• [What you have to do]: As an exercise in exact copying, transcribe the lines below from the one holding "Output the text content of this document." through the last, with both ends included and pictures left out.

-- -- --

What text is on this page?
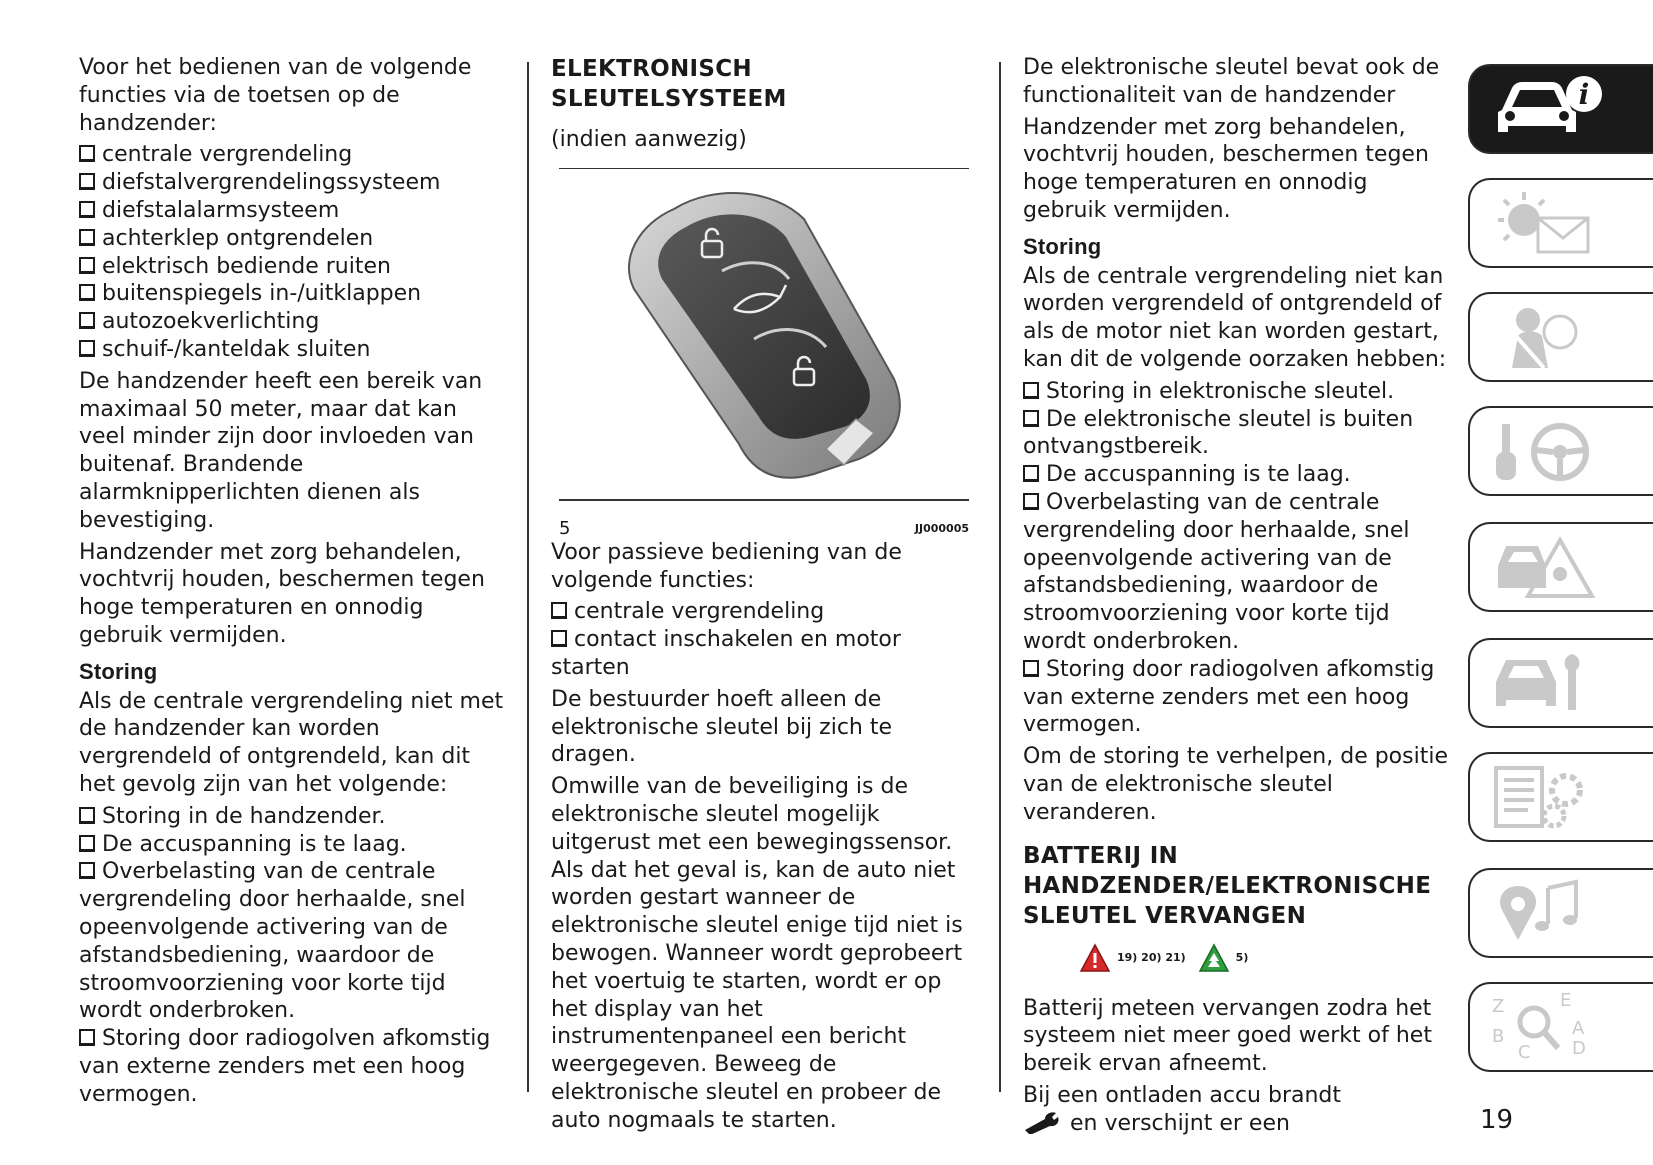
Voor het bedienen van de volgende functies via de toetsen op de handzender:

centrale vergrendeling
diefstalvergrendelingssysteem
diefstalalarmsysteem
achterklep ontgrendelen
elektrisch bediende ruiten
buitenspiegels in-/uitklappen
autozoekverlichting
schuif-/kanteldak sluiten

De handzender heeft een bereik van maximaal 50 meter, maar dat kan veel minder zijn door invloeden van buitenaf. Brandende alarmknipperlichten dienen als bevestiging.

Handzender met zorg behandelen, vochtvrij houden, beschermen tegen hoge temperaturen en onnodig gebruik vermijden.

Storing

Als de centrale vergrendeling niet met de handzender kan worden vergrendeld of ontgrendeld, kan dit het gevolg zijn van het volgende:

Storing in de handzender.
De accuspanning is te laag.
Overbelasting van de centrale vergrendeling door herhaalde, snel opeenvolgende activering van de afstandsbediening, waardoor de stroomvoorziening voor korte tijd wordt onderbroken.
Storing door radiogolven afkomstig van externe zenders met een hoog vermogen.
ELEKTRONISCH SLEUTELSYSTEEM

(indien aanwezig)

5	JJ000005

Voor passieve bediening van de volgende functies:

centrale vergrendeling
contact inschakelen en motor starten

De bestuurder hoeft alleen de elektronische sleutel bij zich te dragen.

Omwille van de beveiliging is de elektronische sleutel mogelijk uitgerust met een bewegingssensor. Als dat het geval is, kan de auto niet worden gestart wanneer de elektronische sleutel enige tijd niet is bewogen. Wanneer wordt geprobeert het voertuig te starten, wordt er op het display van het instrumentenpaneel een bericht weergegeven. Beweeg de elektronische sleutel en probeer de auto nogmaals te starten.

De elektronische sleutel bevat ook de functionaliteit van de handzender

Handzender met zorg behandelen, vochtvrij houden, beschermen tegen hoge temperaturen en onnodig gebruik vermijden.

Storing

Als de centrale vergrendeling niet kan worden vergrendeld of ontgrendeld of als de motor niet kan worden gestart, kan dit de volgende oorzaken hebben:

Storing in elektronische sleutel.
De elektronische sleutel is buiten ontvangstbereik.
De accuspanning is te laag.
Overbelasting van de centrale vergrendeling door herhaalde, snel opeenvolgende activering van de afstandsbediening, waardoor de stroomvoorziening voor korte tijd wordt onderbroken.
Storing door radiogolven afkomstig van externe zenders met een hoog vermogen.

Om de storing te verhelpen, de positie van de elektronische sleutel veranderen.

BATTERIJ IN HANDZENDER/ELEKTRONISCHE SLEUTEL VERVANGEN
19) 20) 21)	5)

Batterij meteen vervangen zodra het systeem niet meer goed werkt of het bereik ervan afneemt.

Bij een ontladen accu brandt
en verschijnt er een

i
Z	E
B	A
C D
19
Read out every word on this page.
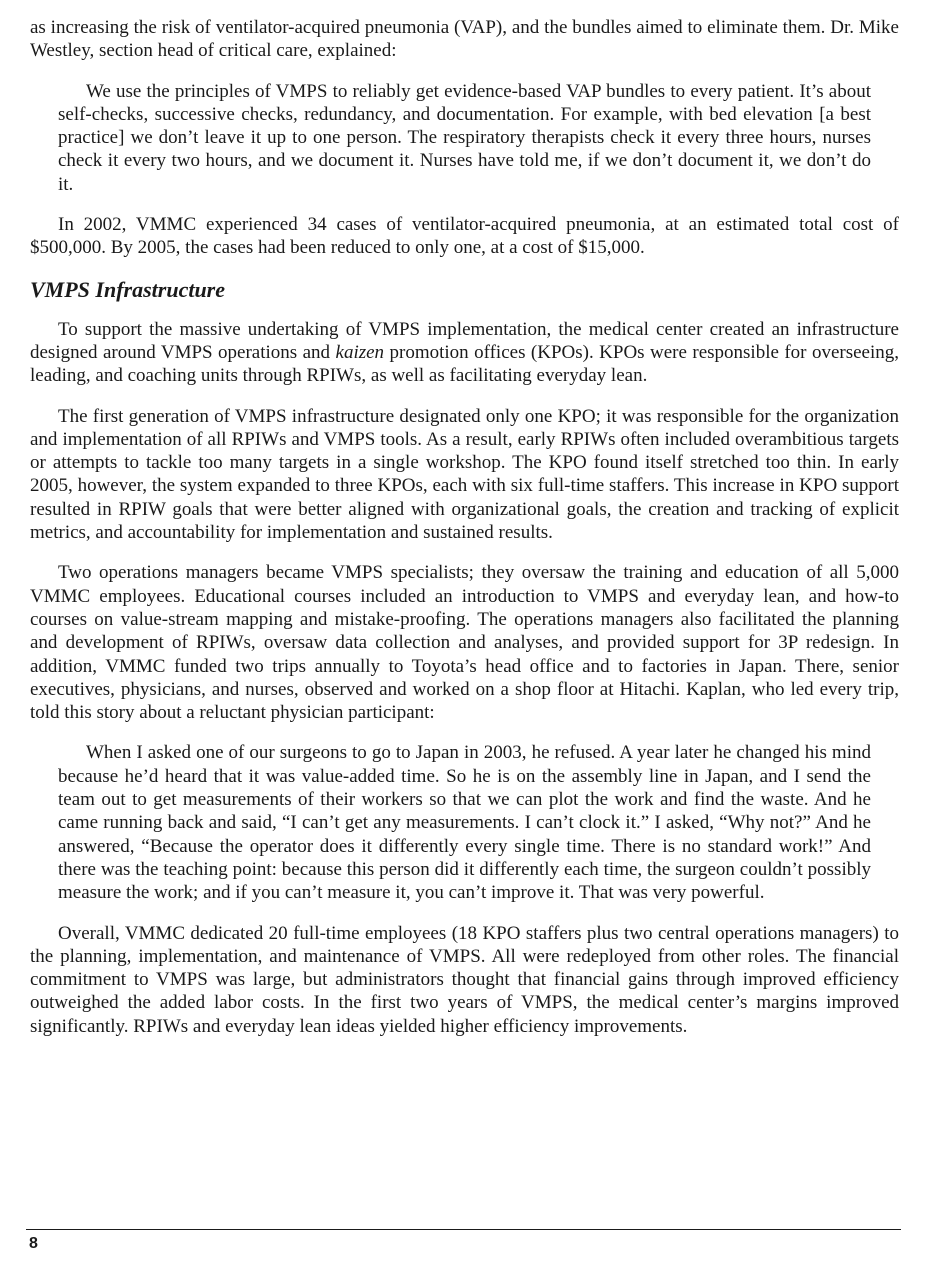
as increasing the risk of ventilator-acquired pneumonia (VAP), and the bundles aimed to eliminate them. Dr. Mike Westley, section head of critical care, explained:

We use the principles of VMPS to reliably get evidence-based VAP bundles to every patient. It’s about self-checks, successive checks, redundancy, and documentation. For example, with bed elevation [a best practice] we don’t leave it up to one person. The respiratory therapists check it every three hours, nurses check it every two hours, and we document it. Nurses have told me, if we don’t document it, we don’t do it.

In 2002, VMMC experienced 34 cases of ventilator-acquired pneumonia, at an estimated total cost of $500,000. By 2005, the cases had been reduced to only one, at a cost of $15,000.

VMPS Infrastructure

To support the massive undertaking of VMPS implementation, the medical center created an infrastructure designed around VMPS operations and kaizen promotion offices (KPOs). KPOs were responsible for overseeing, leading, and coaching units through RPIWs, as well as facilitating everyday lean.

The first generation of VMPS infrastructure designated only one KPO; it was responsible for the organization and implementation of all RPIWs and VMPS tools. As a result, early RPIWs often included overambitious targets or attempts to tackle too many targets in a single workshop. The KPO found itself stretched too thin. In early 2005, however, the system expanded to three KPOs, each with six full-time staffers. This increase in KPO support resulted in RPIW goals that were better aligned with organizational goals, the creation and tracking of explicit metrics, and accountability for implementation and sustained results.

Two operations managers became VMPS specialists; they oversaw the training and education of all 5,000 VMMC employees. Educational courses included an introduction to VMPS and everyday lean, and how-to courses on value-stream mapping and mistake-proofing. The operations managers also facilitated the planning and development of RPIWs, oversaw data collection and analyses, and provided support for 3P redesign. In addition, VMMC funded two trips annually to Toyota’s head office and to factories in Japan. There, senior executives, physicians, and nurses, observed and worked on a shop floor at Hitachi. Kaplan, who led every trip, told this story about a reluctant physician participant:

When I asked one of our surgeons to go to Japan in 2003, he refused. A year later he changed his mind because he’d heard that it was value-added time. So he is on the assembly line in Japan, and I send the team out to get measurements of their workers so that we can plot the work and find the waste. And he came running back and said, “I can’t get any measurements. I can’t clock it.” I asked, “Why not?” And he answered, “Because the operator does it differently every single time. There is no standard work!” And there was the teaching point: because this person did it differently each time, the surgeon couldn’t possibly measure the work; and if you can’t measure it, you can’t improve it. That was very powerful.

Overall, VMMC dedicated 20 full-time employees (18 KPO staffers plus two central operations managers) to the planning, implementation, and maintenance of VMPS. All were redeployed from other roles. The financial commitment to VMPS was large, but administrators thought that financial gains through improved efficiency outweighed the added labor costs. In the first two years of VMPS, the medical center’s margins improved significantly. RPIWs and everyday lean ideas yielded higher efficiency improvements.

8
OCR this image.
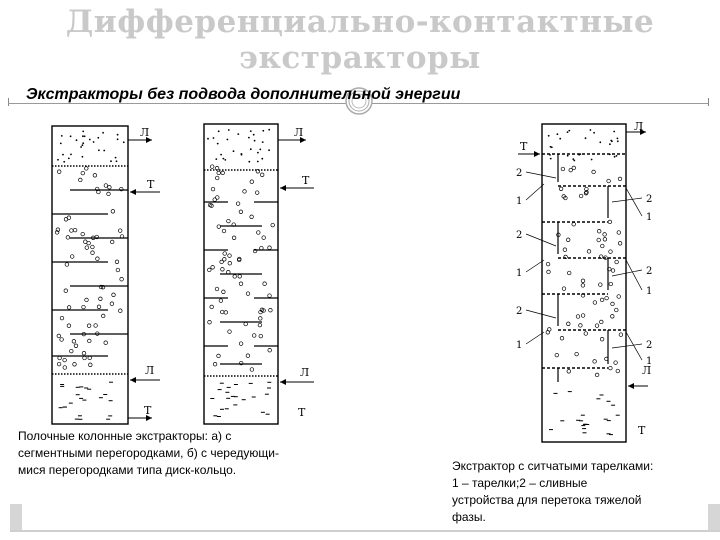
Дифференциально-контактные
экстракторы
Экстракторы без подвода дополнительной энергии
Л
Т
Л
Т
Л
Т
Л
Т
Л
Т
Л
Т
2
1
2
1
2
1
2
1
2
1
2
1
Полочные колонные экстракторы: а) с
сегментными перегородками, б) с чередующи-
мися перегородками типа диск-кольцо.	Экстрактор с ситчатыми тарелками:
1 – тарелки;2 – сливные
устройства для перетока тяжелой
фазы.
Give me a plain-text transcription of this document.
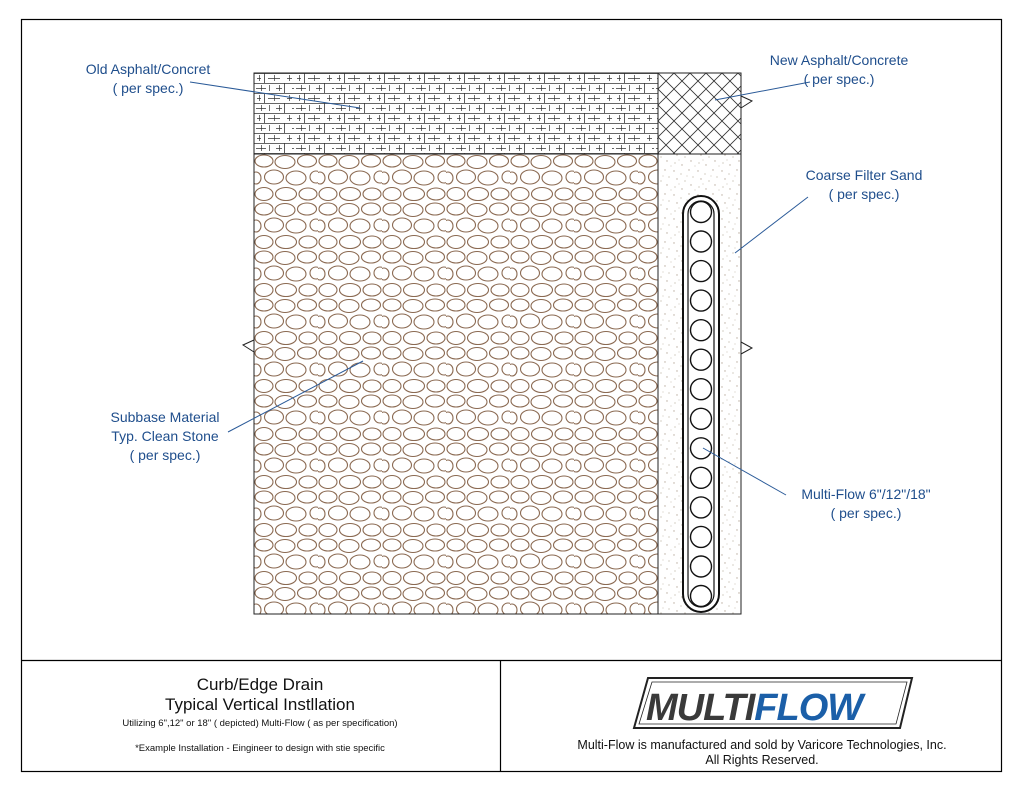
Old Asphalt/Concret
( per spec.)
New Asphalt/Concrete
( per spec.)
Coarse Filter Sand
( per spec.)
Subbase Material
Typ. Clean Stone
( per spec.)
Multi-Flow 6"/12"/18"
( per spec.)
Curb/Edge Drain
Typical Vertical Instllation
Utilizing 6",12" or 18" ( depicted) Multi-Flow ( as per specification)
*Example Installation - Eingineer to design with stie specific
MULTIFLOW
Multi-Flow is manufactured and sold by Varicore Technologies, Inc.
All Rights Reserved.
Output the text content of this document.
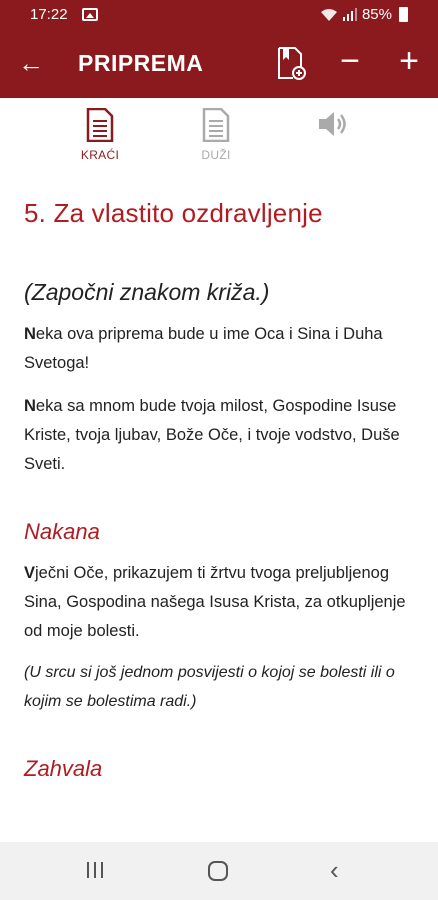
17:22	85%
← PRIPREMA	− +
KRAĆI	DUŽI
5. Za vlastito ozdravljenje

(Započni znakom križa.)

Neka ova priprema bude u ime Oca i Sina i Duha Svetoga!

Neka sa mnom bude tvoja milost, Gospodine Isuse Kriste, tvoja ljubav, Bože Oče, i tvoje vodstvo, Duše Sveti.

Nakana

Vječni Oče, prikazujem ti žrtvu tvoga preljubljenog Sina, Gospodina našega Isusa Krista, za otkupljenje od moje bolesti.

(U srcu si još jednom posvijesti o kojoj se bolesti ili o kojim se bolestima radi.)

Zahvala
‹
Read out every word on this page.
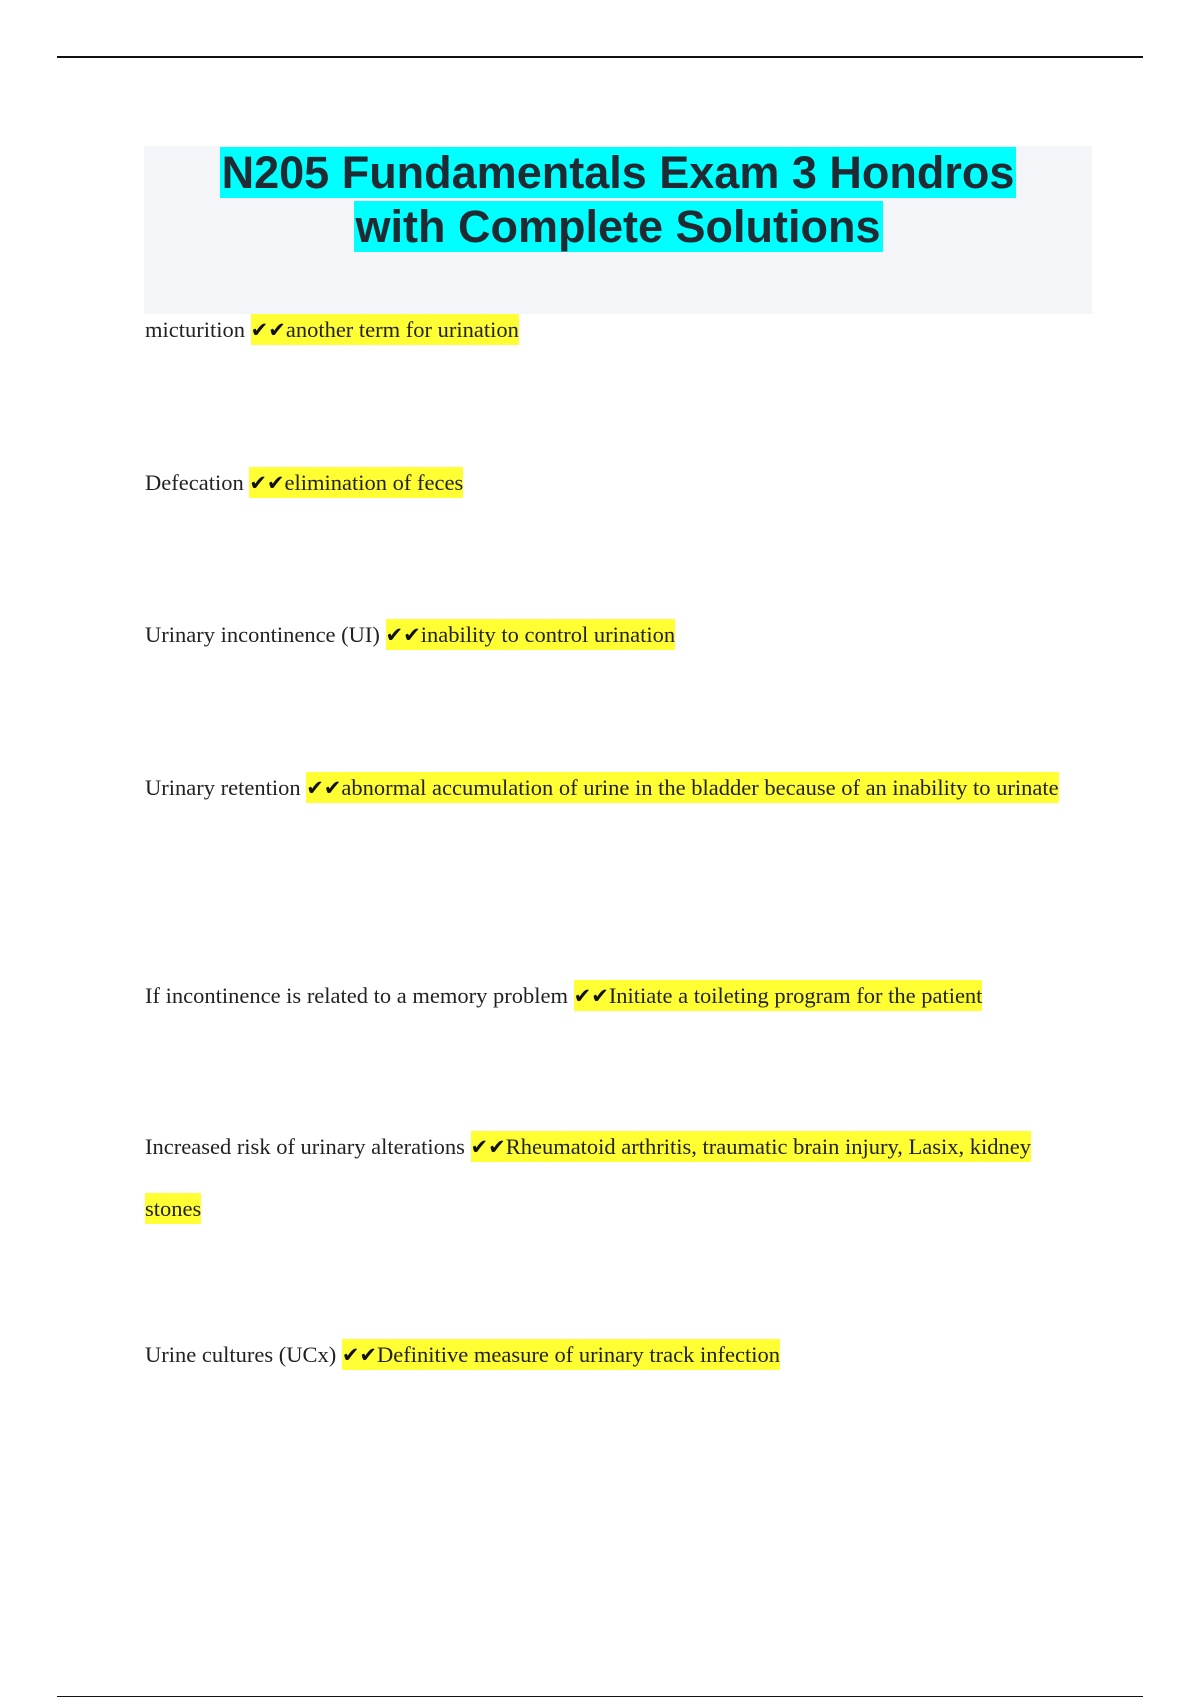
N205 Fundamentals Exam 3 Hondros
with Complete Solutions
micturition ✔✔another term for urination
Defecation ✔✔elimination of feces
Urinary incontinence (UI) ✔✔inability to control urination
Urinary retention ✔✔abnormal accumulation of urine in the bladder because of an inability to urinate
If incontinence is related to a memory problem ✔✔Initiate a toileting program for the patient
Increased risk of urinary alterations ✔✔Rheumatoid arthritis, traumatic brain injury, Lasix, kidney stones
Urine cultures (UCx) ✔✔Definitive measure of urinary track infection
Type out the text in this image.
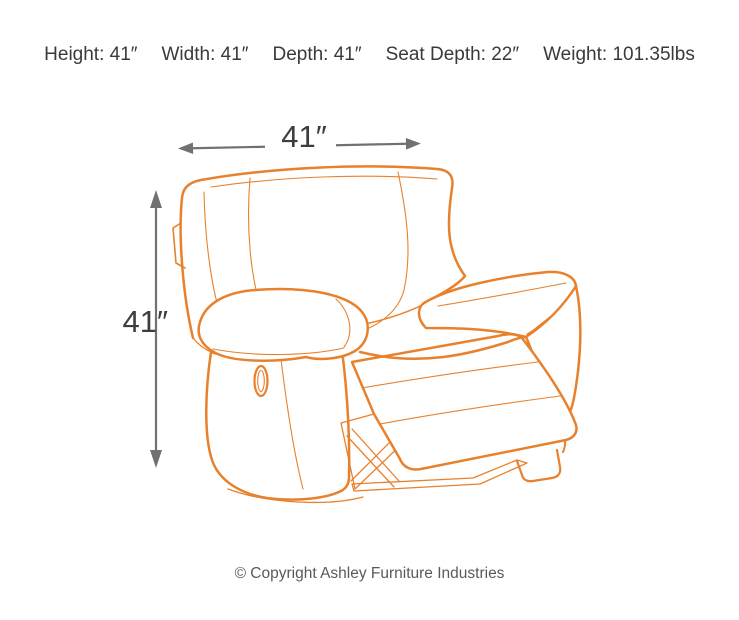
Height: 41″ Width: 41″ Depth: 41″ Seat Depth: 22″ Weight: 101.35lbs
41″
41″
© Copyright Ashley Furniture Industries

-- -- --

• [Written response]:
Output the text content of this document.
17:22	85%
← PRIPREMA	− +
KRAĆI	DUŽI
5. Za vlastito ozdravljenje

(Započni znakom križa.)

Neka ova priprema bude u ime Oca i Sina i Duha Svetoga!

Neka sa mnom bude tvoja milost, Gospodine Isuse Kriste, tvoja ljubav, Bože Oče, i tvoje vodstvo, Duše Sveti.

Nakana

Vječni Oče, prikazujem ti žrtvu tvoga preljubljenog Sina, Gospodina našega Isusa Krista, za otkupljenje od moje bolesti.

(U srcu si još jednom posvijesti o kojoj se bolesti ili o kojim se bolestima radi.)

Zahvala
‹
Read out every word on this page.
N205 Fundamentals Exam 3 Hondros
with Complete Solutions
micturition ✔✔another term for urination
Defecation ✔✔elimination of feces
Urinary incontinence (UI) ✔✔inability to control urination
Urinary retention ✔✔abnormal accumulation of urine in the bladder because of an inability to urinate
If incontinence is related to a memory problem ✔✔Initiate a toileting program for the patient
Increased risk of urinary alterations ✔✔Rheumatoid arthritis, traumatic brain injury, Lasix, kidney stones
Urine cultures (UCx) ✔✔Definitive measure of urinary track infection
Type out the text in this image.
Height: 41″ Width: 41″ Depth: 41″ Seat Depth: 22″ Weight: 101.35lbs
41″
41″
© Copyright Ashley Furniture Industries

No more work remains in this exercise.